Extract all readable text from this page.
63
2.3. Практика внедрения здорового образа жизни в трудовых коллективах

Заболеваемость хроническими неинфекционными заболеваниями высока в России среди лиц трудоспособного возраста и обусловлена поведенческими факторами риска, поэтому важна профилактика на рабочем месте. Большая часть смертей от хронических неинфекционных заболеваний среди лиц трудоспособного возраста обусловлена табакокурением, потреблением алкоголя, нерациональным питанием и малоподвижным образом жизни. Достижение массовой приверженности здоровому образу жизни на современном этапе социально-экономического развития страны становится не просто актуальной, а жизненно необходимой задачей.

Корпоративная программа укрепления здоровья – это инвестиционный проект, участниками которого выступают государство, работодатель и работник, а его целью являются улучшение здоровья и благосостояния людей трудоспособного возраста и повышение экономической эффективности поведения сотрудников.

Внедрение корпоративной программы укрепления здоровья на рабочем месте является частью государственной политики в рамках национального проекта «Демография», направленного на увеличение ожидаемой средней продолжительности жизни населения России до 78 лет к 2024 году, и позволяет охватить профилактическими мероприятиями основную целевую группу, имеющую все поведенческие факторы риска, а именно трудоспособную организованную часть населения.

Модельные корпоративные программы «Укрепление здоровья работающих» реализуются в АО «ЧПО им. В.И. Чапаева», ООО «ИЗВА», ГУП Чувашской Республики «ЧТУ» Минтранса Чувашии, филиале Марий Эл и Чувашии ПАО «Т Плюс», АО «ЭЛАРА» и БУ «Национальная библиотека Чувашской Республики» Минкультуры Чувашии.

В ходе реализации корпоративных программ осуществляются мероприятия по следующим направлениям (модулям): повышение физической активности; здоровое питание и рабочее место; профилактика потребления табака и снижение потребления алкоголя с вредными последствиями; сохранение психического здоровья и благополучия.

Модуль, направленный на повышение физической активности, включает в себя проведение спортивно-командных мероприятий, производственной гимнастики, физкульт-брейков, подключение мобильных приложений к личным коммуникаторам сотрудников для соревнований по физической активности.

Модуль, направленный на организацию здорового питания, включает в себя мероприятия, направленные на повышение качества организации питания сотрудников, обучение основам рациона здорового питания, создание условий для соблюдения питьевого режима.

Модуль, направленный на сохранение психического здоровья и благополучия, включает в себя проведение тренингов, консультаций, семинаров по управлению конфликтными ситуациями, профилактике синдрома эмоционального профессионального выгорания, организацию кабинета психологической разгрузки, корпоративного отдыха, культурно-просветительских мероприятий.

--*--

## WHAT NEEDS TO BE DONE
Quote each line of the listing above exactly.

## THE RESULT
Extract all readable text from this page.
63
2.3. Практика внедрения здорового образа жизни в трудовых коллективах

Заболеваемость хроническими неинфекционными заболеваниями высока в России среди лиц трудоспособного возраста и обусловлена поведенческими факторами риска, поэтому важна профилактика на рабочем месте. Большая часть смертей от хронических неинфекционных заболеваний среди лиц трудоспособного возраста обусловлена табакокурением, потреблением алкоголя, нерациональным питанием и малоподвижным образом жизни. Достижение массовой приверженности здоровому образу жизни на современном этапе социально-экономического развития страны становится не просто актуальной, а жизненно необходимой задачей.

Корпоративная программа укрепления здоровья – это инвестиционный проект, участниками которого выступают государство, работодатель и работник, а его целью являются улучшение здоровья и благосостояния людей трудоспособного возраста и повышение экономической эффективности поведения сотрудников.

Внедрение корпоративной программы укрепления здоровья на рабочем месте является частью государственной политики в рамках национального проекта «Демография», направленного на увеличение ожидаемой средней продолжительности жизни населения России до 78 лет к 2024 году, и позволяет охватить профилактическими мероприятиями основную целевую группу, имеющую все поведенческие факторы риска, а именно трудоспособную организованную часть населения.

Модельные корпоративные программы «Укрепление здоровья работающих» реализуются в АО «ЧПО им. В.И. Чапаева», ООО «ИЗВА», ГУП Чувашской Республики «ЧТУ» Минтранса Чувашии, филиале Марий Эл и Чувашии ПАО «Т Плюс», АО «ЭЛАРА» и БУ «Национальная библиотека Чувашской Республики» Минкультуры Чувашии.

В ходе реализации корпоративных программ осуществляются мероприятия по следующим направлениям (модулям): повышение физической активности; здоровое питание и рабочее место; профилактика потребления табака и снижение потребления алкоголя с вредными последствиями; сохранение психического здоровья и благополучия.

Модуль, направленный на повышение физической активности, включает в себя проведение спортивно-командных мероприятий, производственной гимнастики, физкульт-брейков, подключение мобильных приложений к личным коммуникаторам сотрудников для соревнований по физической активности.

Модуль, направленный на организацию здорового питания, включает в себя мероприятия, направленные на повышение качества организации питания сотрудников, обучение основам рациона здорового питания, создание условий для соблюдения питьевого режима.

Модуль, направленный на сохранение психического здоровья и благополучия, включает в себя проведение тренингов, консультаций, семинаров по управлению конфликтными ситуациями, профилактике синдрома эмоционального профессионального выгорания, организацию кабинета психологической разгрузки, корпоративного отдыха, культурно-просветительских мероприятий.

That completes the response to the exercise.